▶ [The exercise]
The entire listing is to be repeated verbatim.
>> START Records to use
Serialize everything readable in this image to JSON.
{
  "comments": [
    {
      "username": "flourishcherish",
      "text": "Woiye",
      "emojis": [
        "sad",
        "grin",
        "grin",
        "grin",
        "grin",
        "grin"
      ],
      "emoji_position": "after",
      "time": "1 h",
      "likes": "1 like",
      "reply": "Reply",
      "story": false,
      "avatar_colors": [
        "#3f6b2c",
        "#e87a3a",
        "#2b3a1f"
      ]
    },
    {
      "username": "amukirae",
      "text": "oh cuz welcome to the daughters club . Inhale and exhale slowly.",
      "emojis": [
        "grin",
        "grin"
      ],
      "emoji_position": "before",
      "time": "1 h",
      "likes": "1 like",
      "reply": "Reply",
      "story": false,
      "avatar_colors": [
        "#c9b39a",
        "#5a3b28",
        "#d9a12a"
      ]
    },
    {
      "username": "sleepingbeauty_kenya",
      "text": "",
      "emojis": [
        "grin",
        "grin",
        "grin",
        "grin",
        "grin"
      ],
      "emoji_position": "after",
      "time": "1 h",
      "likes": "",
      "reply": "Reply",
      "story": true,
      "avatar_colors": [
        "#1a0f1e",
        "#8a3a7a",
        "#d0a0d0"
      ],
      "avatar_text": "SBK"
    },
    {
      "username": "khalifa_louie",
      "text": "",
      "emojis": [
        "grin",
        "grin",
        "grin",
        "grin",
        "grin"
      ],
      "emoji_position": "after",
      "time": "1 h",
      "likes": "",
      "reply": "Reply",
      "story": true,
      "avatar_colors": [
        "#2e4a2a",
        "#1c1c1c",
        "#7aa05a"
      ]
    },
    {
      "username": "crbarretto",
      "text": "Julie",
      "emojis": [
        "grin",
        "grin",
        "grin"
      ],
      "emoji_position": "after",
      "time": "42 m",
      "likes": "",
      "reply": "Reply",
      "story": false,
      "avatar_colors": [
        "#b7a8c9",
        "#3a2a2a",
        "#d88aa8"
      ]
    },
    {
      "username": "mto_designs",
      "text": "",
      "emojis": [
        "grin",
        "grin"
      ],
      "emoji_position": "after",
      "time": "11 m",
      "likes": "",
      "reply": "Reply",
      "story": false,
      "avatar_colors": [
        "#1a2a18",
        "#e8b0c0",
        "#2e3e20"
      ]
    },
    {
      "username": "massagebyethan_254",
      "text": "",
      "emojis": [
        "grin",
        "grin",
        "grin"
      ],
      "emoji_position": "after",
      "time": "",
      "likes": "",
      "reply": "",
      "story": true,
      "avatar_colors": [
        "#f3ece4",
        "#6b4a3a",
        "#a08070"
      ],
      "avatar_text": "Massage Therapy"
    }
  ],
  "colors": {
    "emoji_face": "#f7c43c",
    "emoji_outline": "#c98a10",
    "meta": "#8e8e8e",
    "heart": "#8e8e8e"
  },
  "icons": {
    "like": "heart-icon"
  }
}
>> END Records to use
▶ [Written solution]
Serialize everything readable in this image to JSON.
{
  "comments": [
    {
      "username": "flourishcherish",
      "text": "Woiye",
      "emojis": [
        "sad",
        "grin",
        "grin",
        "grin",
        "grin",
        "grin"
      ],
      "emoji_position": "after",
      "time": "1 h",
      "likes": "1 like",
      "reply": "Reply",
      "story": false,
      "avatar_colors": [
        "#3f6b2c",
        "#e87a3a",
        "#2b3a1f"
      ]
    },
    {
      "username": "amukirae",
      "text": "oh cuz welcome to the daughters club . Inhale and exhale slowly.",
      "emojis": [
        "grin",
        "grin"
      ],
      "emoji_position": "before",
      "time": "1 h",
      "likes": "1 like",
      "reply": "Reply",
      "story": false,
      "avatar_colors": [
        "#c9b39a",
        "#5a3b28",
        "#d9a12a"
      ]
    },
    {
      "username": "sleepingbeauty_kenya",
      "text": "",
      "emojis": [
        "grin",
        "grin",
        "grin",
        "grin",
        "grin"
      ],
      "emoji_position": "after",
      "time": "1 h",
      "likes": "",
      "reply": "Reply",
      "story": true,
      "avatar_colors": [
        "#1a0f1e",
        "#8a3a7a",
        "#d0a0d0"
      ],
      "avatar_text": "SBK"
    },
    {
      "username": "khalifa_louie",
      "text": "",
      "emojis": [
        "grin",
        "grin",
        "grin",
        "grin",
        "grin"
      ],
      "emoji_position": "after",
      "time": "1 h",
      "likes": "",
      "reply": "Reply",
      "story": true,
      "avatar_colors": [
        "#2e4a2a",
        "#1c1c1c",
        "#7aa05a"
      ]
    },
    {
      "username": "crbarretto",
      "text": "Julie",
      "emojis": [
        "grin",
        "grin",
        "grin"
      ],
      "emoji_position": "after",
      "time": "42 m",
      "likes": "",
      "reply": "Reply",
      "story": false,
      "avatar_colors": [
        "#b7a8c9",
        "#3a2a2a",
        "#d88aa8"
      ]
    },
    {
      "username": "mto_designs",
      "text": "",
      "emojis": [
        "grin",
        "grin"
      ],
      "emoji_position": "after",
      "time": "11 m",
      "likes": "",
      "reply": "Reply",
      "story": false,
      "avatar_colors": [
        "#1a2a18",
        "#e8b0c0",
        "#2e3e20"
      ]
    },
    {
      "username": "massagebyethan_254",
      "text": "",
      "emojis": [
        "grin",
        "grin",
        "grin"
      ],
      "emoji_position": "after",
      "time": "",
      "likes": "",
      "reply": "",
      "story": true,
      "avatar_colors": [
        "#f3ece4",
        "#6b4a3a",
        "#a08070"
      ],
      "avatar_text": "Massage Therapy"
    }
  ],
  "colors": {
    "emoji_face": "#f7c43c",
    "emoji_outline": "#c98a10",
    "meta": "#8e8e8e",
    "heart": "#8e8e8e"
  },
  "icons": {
    "like": "heart-icon"
  }
}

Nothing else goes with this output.